● WRITTEN EXERCISE
Set down the material below word for word, excluding the pictures.

--- start RECORDS SUPPLIED ---

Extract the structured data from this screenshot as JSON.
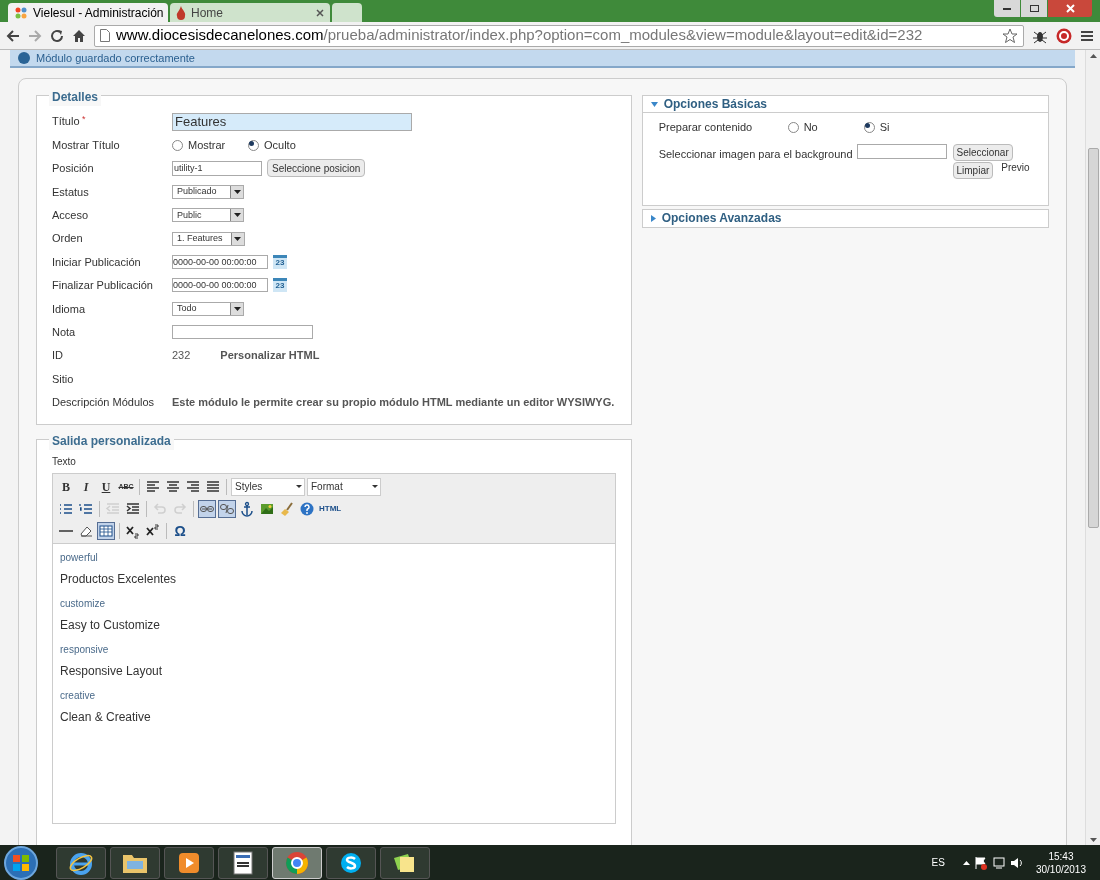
{
  "browser": {
    "tabs": [
      {
        "title": "Vielesul - Administración",
        "selected": true,
        "kind": "site"
      },
      {
        "title": "Home",
        "selected": false,
        "kind": "flame"
      },
      {
        "selected": false,
        "kind": "new"
      }
    ],
    "url": {
      "host": "www.diocesisdecanelones.com",
      "path": "/prueba/administrator/index.php?option=com_modules&view=module&layout=edit&id=232"
    }
  },
  "notice": "Módulo guardado correctamente",
  "details": {
    "legend": "Detalles",
    "fields": [
      {
        "label": "Título",
        "required": "*",
        "kind": "text",
        "value": "Features",
        "focused": true
      },
      {
        "label": "Mostrar Título",
        "kind": "radio",
        "options": [
          {
            "label": "Mostrar",
            "selected": false
          },
          {
            "label": "Oculto",
            "selected": true
          }
        ]
      },
      {
        "label": "Posición",
        "kind": "text_button",
        "value": "utility-1",
        "button": "Seleccione posicion"
      },
      {
        "label": "Estatus",
        "kind": "select",
        "value": "Publicado"
      },
      {
        "label": "Acceso",
        "kind": "select",
        "value": "Public"
      },
      {
        "label": "Orden",
        "kind": "select",
        "value": "1. Features"
      },
      {
        "label": "Iniciar Publicación",
        "kind": "date",
        "value": "0000-00-00 00:00:00",
        "calendar": "23"
      },
      {
        "label": "Finalizar Publicación",
        "kind": "date",
        "value": "0000-00-00 00:00:00",
        "calendar": "23"
      },
      {
        "label": "Idioma",
        "kind": "select",
        "value": "Todo"
      },
      {
        "label": "Nota",
        "kind": "input"
      },
      {
        "label": "ID",
        "kind": "static",
        "values": [
          "232",
          "Personalizar HTML"
        ]
      },
      {
        "label": "Sitio",
        "kind": "static"
      },
      {
        "label": "Descripción Módulos",
        "kind": "static",
        "values": [
          "Este módulo le permite crear su propio módulo HTML mediante un editor WYSIWYG."
        ]
      }
    ]
  },
  "options": [
    {
      "title": "Opciones Básicas",
      "expanded": true,
      "rows": [
        {
          "kind": "radio",
          "label": "Preparar contenido",
          "options": [
            {
              "label": "No",
              "selected": false
            },
            {
              "label": "Si",
              "selected": true
            }
          ]
        },
        {
          "kind": "image",
          "label": "Seleccionar imagen para el background",
          "buttons": [
            "Seleccionar",
            "Limpiar"
          ],
          "note": "Previo"
        }
      ]
    },
    {
      "title": "Opciones Avanzadas",
      "expanded": false
    }
  ],
  "editor": {
    "legend": "Salida personalizada",
    "label": "Texto",
    "toolbar": [
      [
        {
          "kind": "bold",
          "text": "B"
        },
        {
          "kind": "italic",
          "text": "I"
        },
        {
          "kind": "underline",
          "text": "U"
        },
        {
          "kind": "strike",
          "text": "ABC"
        },
        {
          "kind": "sep"
        },
        {
          "kind": "align-left"
        },
        {
          "kind": "align-center"
        },
        {
          "kind": "align-right"
        },
        {
          "kind": "align-justify"
        },
        {
          "kind": "sep"
        },
        {
          "kind": "dropdown",
          "text": "Styles"
        },
        {
          "kind": "dropdown",
          "text": "Format"
        }
      ],
      [
        {
          "kind": "bullets"
        },
        {
          "kind": "numbers"
        },
        {
          "kind": "sep"
        },
        {
          "kind": "outdent",
          "disabled": true
        },
        {
          "kind": "indent"
        },
        {
          "kind": "sep"
        },
        {
          "kind": "undo",
          "disabled": true
        },
        {
          "kind": "redo",
          "disabled": true
        },
        {
          "kind": "sep"
        },
        {
          "kind": "link",
          "active": true
        },
        {
          "kind": "unlink",
          "active": true
        },
        {
          "kind": "anchor"
        },
        {
          "kind": "image"
        },
        {
          "kind": "cleanup"
        },
        {
          "kind": "help"
        },
        {
          "kind": "html",
          "text": "HTML"
        }
      ],
      [
        {
          "kind": "rule"
        },
        {
          "kind": "eraser"
        },
        {
          "kind": "table",
          "active": true
        },
        {
          "kind": "sep"
        },
        {
          "kind": "subscript"
        },
        {
          "kind": "superscript"
        },
        {
          "kind": "sep"
        },
        {
          "kind": "omega",
          "text": "Ω"
        }
      ]
    ],
    "content": [
      {
        "kind": "tag",
        "text": "powerful"
      },
      {
        "kind": "heading",
        "text": "Productos Excelentes"
      },
      {
        "kind": "tag",
        "text": "customize"
      },
      {
        "kind": "heading",
        "text": "Easy to Customize"
      },
      {
        "kind": "tag",
        "text": "responsive"
      },
      {
        "kind": "heading",
        "text": "Responsive Layout"
      },
      {
        "kind": "tag",
        "text": "creative"
      },
      {
        "kind": "heading",
        "text": "Clean & Creative"
      }
    ]
  },
  "taskbar": {
    "apps": [
      {
        "kind": "ie",
        "selected": false
      },
      {
        "kind": "folder",
        "selected": false
      },
      {
        "kind": "media",
        "selected": false
      },
      {
        "kind": "document",
        "selected": false
      },
      {
        "kind": "chrome",
        "selected": true
      },
      {
        "kind": "skype",
        "selected": false
      },
      {
        "kind": "notes",
        "selected": false
      }
    ],
    "language": "ES",
    "time": "15:43",
    "date": "30/10/2013"
  }
}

--- end RECORDS SUPPLIED ---

● ANSWER TO THIS EXERCISE
Extract the structured data from this screenshot as JSON.
{
  "browser": {
    "tabs": [
      {
        "title": "Vielesul - Administración",
        "selected": true,
        "kind": "site"
      },
      {
        "title": "Home",
        "selected": false,
        "kind": "flame"
      },
      {
        "selected": false,
        "kind": "new"
      }
    ],
    "url": {
      "host": "www.diocesisdecanelones.com",
      "path": "/prueba/administrator/index.php?option=com_modules&view=module&layout=edit&id=232"
    }
  },
  "notice": "Módulo guardado correctamente",
  "details": {
    "legend": "Detalles",
    "fields": [
      {
        "label": "Título",
        "required": "*",
        "kind": "text",
        "value": "Features",
        "focused": true
      },
      {
        "label": "Mostrar Título",
        "kind": "radio",
        "options": [
          {
            "label": "Mostrar",
            "selected": false
          },
          {
            "label": "Oculto",
            "selected": true
          }
        ]
      },
      {
        "label": "Posición",
        "kind": "text_button",
        "value": "utility-1",
        "button": "Seleccione posicion"
      },
      {
        "label": "Estatus",
        "kind": "select",
        "value": "Publicado"
      },
      {
        "label": "Acceso",
        "kind": "select",
        "value": "Public"
      },
      {
        "label": "Orden",
        "kind": "select",
        "value": "1. Features"
      },
      {
        "label": "Iniciar Publicación",
        "kind": "date",
        "value": "0000-00-00 00:00:00",
        "calendar": "23"
      },
      {
        "label": "Finalizar Publicación",
        "kind": "date",
        "value": "0000-00-00 00:00:00",
        "calendar": "23"
      },
      {
        "label": "Idioma",
        "kind": "select",
        "value": "Todo"
      },
      {
        "label": "Nota",
        "kind": "input"
      },
      {
        "label": "ID",
        "kind": "static",
        "values": [
          "232",
          "Personalizar HTML"
        ]
      },
      {
        "label": "Sitio",
        "kind": "static"
      },
      {
        "label": "Descripción Módulos",
        "kind": "static",
        "values": [
          "Este módulo le permite crear su propio módulo HTML mediante un editor WYSIWYG."
        ]
      }
    ]
  },
  "options": [
    {
      "title": "Opciones Básicas",
      "expanded": true,
      "rows": [
        {
          "kind": "radio",
          "label": "Preparar contenido",
          "options": [
            {
              "label": "No",
              "selected": false
            },
            {
              "label": "Si",
              "selected": true
            }
          ]
        },
        {
          "kind": "image",
          "label": "Seleccionar imagen para el background",
          "buttons": [
            "Seleccionar",
            "Limpiar"
          ],
          "note": "Previo"
        }
      ]
    },
    {
      "title": "Opciones Avanzadas",
      "expanded": false
    }
  ],
  "editor": {
    "legend": "Salida personalizada",
    "label": "Texto",
    "toolbar": [
      [
        {
          "kind": "bold",
          "text": "B"
        },
        {
          "kind": "italic",
          "text": "I"
        },
        {
          "kind": "underline",
          "text": "U"
        },
        {
          "kind": "strike",
          "text": "ABC"
        },
        {
          "kind": "sep"
        },
        {
          "kind": "align-left"
        },
        {
          "kind": "align-center"
        },
        {
          "kind": "align-right"
        },
        {
          "kind": "align-justify"
        },
        {
          "kind": "sep"
        },
        {
          "kind": "dropdown",
          "text": "Styles"
        },
        {
          "kind": "dropdown",
          "text": "Format"
        }
      ],
      [
        {
          "kind": "bullets"
        },
        {
          "kind": "numbers"
        },
        {
          "kind": "sep"
        },
        {
          "kind": "outdent",
          "disabled": true
        },
        {
          "kind": "indent"
        },
        {
          "kind": "sep"
        },
        {
          "kind": "undo",
          "disabled": true
        },
        {
          "kind": "redo",
          "disabled": true
        },
        {
          "kind": "sep"
        },
        {
          "kind": "link",
          "active": true
        },
        {
          "kind": "unlink",
          "active": true
        },
        {
          "kind": "anchor"
        },
        {
          "kind": "image"
        },
        {
          "kind": "cleanup"
        },
        {
          "kind": "help"
        },
        {
          "kind": "html",
          "text": "HTML"
        }
      ],
      [
        {
          "kind": "rule"
        },
        {
          "kind": "eraser"
        },
        {
          "kind": "table",
          "active": true
        },
        {
          "kind": "sep"
        },
        {
          "kind": "subscript"
        },
        {
          "kind": "superscript"
        },
        {
          "kind": "sep"
        },
        {
          "kind": "omega",
          "text": "Ω"
        }
      ]
    ],
    "content": [
      {
        "kind": "tag",
        "text": "powerful"
      },
      {
        "kind": "heading",
        "text": "Productos Excelentes"
      },
      {
        "kind": "tag",
        "text": "customize"
      },
      {
        "kind": "heading",
        "text": "Easy to Customize"
      },
      {
        "kind": "tag",
        "text": "responsive"
      },
      {
        "kind": "heading",
        "text": "Responsive Layout"
      },
      {
        "kind": "tag",
        "text": "creative"
      },
      {
        "kind": "heading",
        "text": "Clean & Creative"
      }
    ]
  },
  "taskbar": {
    "apps": [
      {
        "kind": "ie",
        "selected": false
      },
      {
        "kind": "folder",
        "selected": false
      },
      {
        "kind": "media",
        "selected": false
      },
      {
        "kind": "document",
        "selected": false
      },
      {
        "kind": "chrome",
        "selected": true
      },
      {
        "kind": "skype",
        "selected": false
      },
      {
        "kind": "notes",
        "selected": false
      }
    ],
    "language": "ES",
    "time": "15:43",
    "date": "30/10/2013"
  }
}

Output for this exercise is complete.